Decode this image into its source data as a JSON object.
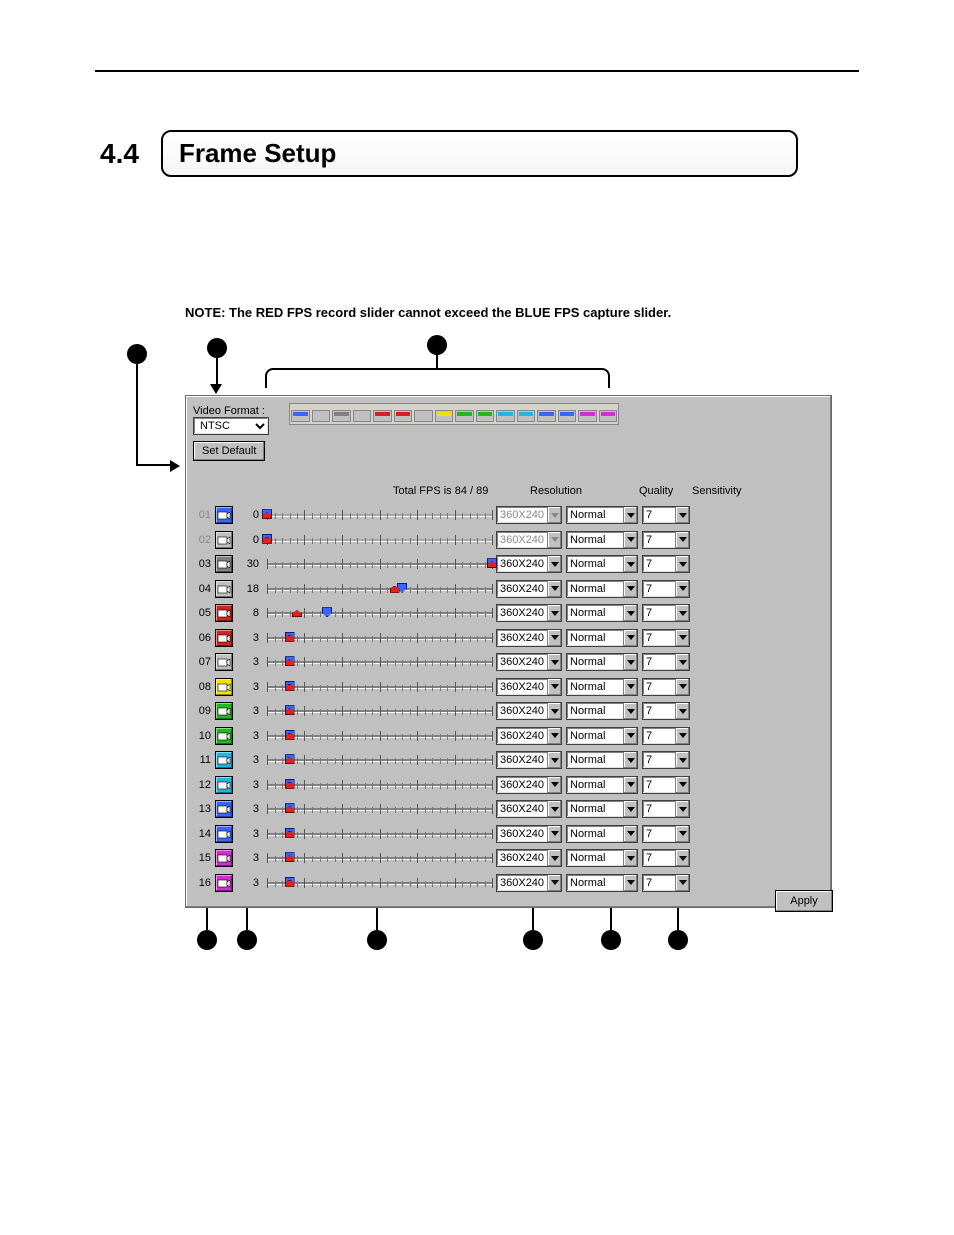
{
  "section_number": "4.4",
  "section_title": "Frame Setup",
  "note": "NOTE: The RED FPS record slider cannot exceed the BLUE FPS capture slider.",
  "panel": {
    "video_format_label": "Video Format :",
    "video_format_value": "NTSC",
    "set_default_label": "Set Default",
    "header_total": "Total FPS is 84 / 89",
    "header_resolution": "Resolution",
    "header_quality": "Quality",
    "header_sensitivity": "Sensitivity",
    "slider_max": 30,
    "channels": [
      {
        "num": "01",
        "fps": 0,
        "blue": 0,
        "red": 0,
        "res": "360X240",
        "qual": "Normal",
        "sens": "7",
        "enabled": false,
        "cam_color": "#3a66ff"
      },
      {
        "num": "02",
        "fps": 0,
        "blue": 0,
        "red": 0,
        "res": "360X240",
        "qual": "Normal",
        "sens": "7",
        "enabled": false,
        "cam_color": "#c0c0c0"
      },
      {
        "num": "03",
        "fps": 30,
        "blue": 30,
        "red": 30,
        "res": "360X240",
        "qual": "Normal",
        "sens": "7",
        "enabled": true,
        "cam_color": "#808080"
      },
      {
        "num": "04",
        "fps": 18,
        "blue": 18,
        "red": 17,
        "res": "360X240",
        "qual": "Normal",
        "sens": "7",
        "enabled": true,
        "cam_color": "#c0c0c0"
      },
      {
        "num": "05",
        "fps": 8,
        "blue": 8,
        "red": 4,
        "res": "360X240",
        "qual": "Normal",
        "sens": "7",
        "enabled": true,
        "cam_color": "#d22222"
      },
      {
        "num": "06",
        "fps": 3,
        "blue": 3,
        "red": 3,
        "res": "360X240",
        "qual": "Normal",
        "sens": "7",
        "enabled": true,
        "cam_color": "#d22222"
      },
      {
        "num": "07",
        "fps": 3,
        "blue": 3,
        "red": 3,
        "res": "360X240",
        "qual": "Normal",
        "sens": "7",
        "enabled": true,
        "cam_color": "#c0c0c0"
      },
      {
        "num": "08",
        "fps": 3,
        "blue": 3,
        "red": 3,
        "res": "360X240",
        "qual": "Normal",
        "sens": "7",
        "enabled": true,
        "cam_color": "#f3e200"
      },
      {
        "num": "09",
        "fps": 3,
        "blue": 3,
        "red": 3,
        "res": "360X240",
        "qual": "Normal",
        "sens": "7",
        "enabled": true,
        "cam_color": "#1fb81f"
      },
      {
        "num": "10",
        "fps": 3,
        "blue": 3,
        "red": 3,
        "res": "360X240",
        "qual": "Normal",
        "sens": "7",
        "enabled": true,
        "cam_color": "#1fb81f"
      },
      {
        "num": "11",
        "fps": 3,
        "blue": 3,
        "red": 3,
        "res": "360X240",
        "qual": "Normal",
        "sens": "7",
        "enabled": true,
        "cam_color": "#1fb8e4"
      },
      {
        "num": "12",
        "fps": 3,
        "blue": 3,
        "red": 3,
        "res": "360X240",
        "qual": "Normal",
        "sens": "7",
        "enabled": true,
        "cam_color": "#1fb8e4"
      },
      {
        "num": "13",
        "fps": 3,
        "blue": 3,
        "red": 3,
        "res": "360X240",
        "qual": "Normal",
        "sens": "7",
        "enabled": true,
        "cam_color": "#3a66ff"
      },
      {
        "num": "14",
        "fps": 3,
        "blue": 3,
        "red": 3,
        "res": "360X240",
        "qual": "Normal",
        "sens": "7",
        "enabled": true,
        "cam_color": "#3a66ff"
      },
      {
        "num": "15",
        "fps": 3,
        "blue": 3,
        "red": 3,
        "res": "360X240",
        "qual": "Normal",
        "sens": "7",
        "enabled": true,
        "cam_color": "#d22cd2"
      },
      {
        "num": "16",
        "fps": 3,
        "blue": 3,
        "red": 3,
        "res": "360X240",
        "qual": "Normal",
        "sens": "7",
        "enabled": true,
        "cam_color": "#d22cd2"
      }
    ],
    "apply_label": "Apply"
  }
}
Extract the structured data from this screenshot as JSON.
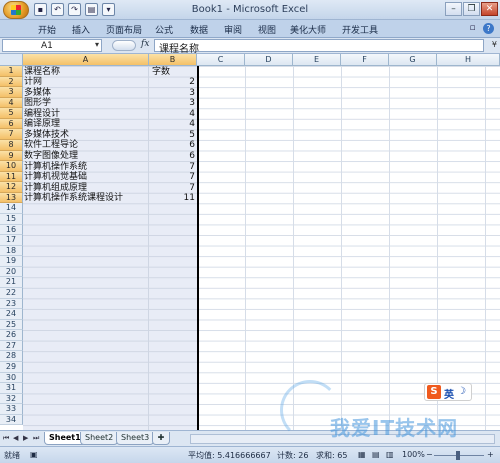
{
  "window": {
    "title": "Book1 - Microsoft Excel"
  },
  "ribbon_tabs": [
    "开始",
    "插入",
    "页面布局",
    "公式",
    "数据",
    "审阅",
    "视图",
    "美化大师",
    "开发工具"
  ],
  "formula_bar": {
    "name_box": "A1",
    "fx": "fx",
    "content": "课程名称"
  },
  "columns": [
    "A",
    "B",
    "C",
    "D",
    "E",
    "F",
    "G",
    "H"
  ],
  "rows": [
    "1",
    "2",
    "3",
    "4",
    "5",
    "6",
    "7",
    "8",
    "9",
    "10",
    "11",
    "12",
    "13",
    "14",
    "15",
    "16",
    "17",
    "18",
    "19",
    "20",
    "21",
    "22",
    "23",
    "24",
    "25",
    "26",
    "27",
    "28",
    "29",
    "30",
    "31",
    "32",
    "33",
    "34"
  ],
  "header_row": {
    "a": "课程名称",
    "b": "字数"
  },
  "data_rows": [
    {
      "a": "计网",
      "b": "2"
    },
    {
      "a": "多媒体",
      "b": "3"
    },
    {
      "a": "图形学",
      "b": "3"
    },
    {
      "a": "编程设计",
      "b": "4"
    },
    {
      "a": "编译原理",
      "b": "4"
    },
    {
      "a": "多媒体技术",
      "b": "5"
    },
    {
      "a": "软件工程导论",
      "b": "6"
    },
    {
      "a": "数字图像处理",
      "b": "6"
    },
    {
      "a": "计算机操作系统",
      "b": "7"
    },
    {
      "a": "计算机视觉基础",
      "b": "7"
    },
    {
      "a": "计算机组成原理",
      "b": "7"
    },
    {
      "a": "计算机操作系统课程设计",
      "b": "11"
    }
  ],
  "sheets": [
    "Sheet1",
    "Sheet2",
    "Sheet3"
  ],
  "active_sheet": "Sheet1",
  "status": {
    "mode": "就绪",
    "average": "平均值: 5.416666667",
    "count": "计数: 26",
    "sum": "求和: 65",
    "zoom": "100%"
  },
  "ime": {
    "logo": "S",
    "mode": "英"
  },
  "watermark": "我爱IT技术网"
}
========================================
→ **SHORT TASK**:
The lines to write out run from the one containing "Extract the structured" through the final line of the material above, both included; write them out exactly, with no pictures.

→ **WRITTEN ANSWER**:
Extract the structured data from this screenshot as JSON.
{
  "window": {
    "title": "Book1 - Microsoft Excel"
  },
  "ribbon_tabs": [
    "开始",
    "插入",
    "页面布局",
    "公式",
    "数据",
    "审阅",
    "视图",
    "美化大师",
    "开发工具"
  ],
  "formula_bar": {
    "name_box": "A1",
    "fx": "fx",
    "content": "课程名称"
  },
  "columns": [
    "A",
    "B",
    "C",
    "D",
    "E",
    "F",
    "G",
    "H"
  ],
  "rows": [
    "1",
    "2",
    "3",
    "4",
    "5",
    "6",
    "7",
    "8",
    "9",
    "10",
    "11",
    "12",
    "13",
    "14",
    "15",
    "16",
    "17",
    "18",
    "19",
    "20",
    "21",
    "22",
    "23",
    "24",
    "25",
    "26",
    "27",
    "28",
    "29",
    "30",
    "31",
    "32",
    "33",
    "34"
  ],
  "header_row": {
    "a": "课程名称",
    "b": "字数"
  },
  "data_rows": [
    {
      "a": "计网",
      "b": "2"
    },
    {
      "a": "多媒体",
      "b": "3"
    },
    {
      "a": "图形学",
      "b": "3"
    },
    {
      "a": "编程设计",
      "b": "4"
    },
    {
      "a": "编译原理",
      "b": "4"
    },
    {
      "a": "多媒体技术",
      "b": "5"
    },
    {
      "a": "软件工程导论",
      "b": "6"
    },
    {
      "a": "数字图像处理",
      "b": "6"
    },
    {
      "a": "计算机操作系统",
      "b": "7"
    },
    {
      "a": "计算机视觉基础",
      "b": "7"
    },
    {
      "a": "计算机组成原理",
      "b": "7"
    },
    {
      "a": "计算机操作系统课程设计",
      "b": "11"
    }
  ],
  "sheets": [
    "Sheet1",
    "Sheet2",
    "Sheet3"
  ],
  "active_sheet": "Sheet1",
  "status": {
    "mode": "就绪",
    "average": "平均值: 5.416666667",
    "count": "计数: 26",
    "sum": "求和: 65",
    "zoom": "100%"
  },
  "ime": {
    "logo": "S",
    "mode": "英"
  },
  "watermark": "我爱IT技术网"
}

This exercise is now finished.